*Document text*:
-- Begin --
Meet The World’s First Black Woman Cruise Ship Captain
Beautiful destinations, lavish ships and incredible vacations usually make up the day-to-day cruise industry. But in that industry, women make up 18 to 20% of the workforce. That may seem like a high number, but it’s still a long way to go. Of the more than 300 passenger cruise ships worldwide, fewer than a dozen have woman captains and it’s still pretty rare to find women in the upper levels of the cruise industry, since they only account for 5.4% of officers.
But those statistics are changing thanks to Belinda Bennett, the world’s first black woman cruise ship captain. Bennett has worked for the small ship line Windstar Cruises for 14 years and sails the MSY Wind Star through the Caribbean in winter and Europe in summer. She recently won the U.K.’s prestigious Merchant Navy Medal for Meritorious Service. With International Women’s Day and Women’s History month just around the corner, we caught up with this trailblazing woman who is making history and helping create a sea change in her industry.
-- End --
*Set of tasks*:
1. From the article about Belinda Bennett, list each statistic it gives about women in the cruise industry.
2. Pick up the article about Belinda Bennett after its final sentence and carry it forward.

*Records supplied*:
-- Begin --
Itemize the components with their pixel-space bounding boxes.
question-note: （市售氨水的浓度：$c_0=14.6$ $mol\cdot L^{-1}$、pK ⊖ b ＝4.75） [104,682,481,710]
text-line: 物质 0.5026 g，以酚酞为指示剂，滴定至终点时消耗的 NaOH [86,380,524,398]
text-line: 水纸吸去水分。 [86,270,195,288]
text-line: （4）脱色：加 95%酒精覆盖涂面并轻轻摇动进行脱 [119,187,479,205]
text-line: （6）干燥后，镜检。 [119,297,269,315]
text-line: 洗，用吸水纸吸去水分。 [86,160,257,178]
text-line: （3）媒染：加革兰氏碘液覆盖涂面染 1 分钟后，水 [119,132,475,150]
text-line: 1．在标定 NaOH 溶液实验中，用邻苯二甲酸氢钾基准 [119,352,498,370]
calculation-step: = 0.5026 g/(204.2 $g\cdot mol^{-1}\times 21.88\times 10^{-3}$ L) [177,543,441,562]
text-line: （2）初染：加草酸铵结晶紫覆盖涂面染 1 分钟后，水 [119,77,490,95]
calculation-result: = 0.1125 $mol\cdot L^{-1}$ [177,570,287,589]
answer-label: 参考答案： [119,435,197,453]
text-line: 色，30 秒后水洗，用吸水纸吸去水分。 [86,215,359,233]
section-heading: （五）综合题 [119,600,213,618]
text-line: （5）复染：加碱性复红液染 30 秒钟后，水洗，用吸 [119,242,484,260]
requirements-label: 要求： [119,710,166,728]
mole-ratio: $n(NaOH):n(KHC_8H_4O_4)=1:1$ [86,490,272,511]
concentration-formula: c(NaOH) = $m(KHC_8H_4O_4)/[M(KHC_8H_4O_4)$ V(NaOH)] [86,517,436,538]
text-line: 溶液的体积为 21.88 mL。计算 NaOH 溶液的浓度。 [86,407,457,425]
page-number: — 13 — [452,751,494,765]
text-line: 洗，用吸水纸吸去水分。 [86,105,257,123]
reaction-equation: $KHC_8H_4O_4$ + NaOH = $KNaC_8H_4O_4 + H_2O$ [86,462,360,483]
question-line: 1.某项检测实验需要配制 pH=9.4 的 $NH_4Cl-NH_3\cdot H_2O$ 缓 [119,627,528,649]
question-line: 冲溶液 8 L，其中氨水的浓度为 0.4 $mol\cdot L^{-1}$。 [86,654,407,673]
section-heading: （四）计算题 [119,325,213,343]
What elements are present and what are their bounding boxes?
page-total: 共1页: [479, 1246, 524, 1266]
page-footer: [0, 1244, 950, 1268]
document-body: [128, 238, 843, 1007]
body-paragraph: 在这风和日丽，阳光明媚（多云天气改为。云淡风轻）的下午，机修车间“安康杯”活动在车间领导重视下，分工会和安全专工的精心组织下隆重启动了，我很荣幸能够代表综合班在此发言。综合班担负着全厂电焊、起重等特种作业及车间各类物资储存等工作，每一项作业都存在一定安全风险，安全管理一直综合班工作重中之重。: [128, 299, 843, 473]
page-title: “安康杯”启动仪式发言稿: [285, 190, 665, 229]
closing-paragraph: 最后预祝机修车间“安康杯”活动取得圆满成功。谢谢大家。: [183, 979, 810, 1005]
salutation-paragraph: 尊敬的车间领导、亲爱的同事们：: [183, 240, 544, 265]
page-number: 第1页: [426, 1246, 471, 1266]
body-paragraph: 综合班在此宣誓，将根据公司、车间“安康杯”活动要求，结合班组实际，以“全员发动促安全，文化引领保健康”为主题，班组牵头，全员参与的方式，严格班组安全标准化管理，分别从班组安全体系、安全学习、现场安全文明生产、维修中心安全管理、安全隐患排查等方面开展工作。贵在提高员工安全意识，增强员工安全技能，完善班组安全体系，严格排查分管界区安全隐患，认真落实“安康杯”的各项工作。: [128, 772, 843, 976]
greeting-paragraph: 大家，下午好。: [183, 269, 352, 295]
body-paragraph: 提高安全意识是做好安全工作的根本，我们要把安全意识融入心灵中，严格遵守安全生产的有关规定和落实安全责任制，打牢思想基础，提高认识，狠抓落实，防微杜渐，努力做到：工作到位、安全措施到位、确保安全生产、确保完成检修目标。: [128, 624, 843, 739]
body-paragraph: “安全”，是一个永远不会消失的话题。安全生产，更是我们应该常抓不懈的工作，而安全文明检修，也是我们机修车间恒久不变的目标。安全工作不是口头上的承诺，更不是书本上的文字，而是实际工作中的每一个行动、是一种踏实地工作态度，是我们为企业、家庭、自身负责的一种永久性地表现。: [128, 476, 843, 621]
-- End --
*Replies*:
1.
- Women make up 18 to 20% of the cruise industry workforce.
- Fewer than a dozen of the more than 300 passenger cruise ships worldwide have woman captains.
- Women account for only 5.4% of officers.

2.
“I originally came from a small island called St. Helena, which is in the South Atlantic Ocean between South America and South Africa,” explains Bennett to Forbes.com. “[It’s] smack bang in the middle of the Atlantic, miles from anywhere. Growing up on a small island, from the age that I could walk I was in the water. I loved the ocean. It used to be that the only way off the island was by ship. So when I was 17, I took a job on the RMS St. Helena, the ship that supported the island. That’s when my adventures started.”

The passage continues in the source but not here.